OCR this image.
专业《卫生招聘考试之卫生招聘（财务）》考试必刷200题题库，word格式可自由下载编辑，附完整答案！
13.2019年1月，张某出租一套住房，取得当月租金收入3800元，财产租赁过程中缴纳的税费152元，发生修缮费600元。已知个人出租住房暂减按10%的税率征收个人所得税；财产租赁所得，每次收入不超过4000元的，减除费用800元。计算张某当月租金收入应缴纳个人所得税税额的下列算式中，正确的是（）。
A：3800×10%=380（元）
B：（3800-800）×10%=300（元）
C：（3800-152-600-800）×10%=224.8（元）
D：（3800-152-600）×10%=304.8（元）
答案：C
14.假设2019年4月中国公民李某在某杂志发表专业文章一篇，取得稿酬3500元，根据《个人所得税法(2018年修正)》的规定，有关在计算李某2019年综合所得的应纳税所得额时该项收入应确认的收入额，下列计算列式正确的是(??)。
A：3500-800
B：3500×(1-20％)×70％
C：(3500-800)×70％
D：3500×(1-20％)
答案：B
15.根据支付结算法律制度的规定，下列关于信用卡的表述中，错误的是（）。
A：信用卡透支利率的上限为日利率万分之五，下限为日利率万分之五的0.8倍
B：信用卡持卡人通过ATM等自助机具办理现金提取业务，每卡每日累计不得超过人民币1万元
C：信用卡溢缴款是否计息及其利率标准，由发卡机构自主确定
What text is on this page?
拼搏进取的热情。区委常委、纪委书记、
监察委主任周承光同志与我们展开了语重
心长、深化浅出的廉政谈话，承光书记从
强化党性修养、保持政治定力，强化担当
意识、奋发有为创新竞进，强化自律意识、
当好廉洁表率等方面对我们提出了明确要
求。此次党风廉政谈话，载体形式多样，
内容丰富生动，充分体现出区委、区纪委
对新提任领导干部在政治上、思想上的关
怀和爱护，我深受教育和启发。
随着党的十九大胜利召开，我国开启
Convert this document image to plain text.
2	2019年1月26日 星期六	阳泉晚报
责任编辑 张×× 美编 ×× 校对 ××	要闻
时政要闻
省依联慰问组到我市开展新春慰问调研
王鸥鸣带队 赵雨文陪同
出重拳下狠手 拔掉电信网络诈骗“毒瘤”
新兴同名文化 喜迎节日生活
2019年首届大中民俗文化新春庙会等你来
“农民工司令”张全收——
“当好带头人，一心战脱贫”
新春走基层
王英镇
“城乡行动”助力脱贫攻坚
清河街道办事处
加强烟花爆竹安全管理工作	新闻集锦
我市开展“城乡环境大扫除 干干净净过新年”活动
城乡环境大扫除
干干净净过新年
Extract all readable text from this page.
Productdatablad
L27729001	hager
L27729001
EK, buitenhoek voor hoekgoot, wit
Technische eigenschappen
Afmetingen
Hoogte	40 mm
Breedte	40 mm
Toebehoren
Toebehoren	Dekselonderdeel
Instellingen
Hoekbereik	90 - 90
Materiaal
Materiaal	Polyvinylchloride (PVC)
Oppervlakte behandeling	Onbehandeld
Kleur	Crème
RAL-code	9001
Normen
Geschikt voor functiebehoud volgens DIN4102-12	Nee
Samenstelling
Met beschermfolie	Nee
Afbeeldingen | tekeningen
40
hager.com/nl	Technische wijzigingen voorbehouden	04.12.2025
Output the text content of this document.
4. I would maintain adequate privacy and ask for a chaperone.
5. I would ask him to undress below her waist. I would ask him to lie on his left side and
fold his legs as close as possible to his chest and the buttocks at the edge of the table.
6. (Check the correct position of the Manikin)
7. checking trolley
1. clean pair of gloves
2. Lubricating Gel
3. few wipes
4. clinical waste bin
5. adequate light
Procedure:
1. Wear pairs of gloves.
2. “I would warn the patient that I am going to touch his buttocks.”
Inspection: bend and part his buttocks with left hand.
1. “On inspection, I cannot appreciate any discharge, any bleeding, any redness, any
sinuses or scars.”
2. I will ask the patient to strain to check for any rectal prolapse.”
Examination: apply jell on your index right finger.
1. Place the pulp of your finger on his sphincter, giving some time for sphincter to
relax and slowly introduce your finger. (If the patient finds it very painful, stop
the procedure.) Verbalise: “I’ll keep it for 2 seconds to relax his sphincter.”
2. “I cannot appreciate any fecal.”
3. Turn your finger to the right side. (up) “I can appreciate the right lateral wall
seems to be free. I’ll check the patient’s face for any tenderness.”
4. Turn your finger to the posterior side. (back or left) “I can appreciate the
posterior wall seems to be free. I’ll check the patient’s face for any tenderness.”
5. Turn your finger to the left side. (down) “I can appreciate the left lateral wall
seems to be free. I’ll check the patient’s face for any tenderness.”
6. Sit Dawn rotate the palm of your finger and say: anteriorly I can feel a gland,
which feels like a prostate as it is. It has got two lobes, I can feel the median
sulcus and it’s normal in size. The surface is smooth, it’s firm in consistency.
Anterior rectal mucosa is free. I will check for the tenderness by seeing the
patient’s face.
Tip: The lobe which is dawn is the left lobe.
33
++++++++++
> WHAT TO DO
Using the records above, copy every line that has the word "left" in it.

> RESULT OF THIS EXERCISE
5. I would ask him to undress below her waist. I would ask him to lie on his left side and
Inspection: bend and part his buttocks with left hand.
4. Turn your finger to the posterior side. (back or left) “I can appreciate the
5. Turn your finger to the left side. (down) “I can appreciate the left lateral wall
Tip: The lobe which is dawn is the left lobe.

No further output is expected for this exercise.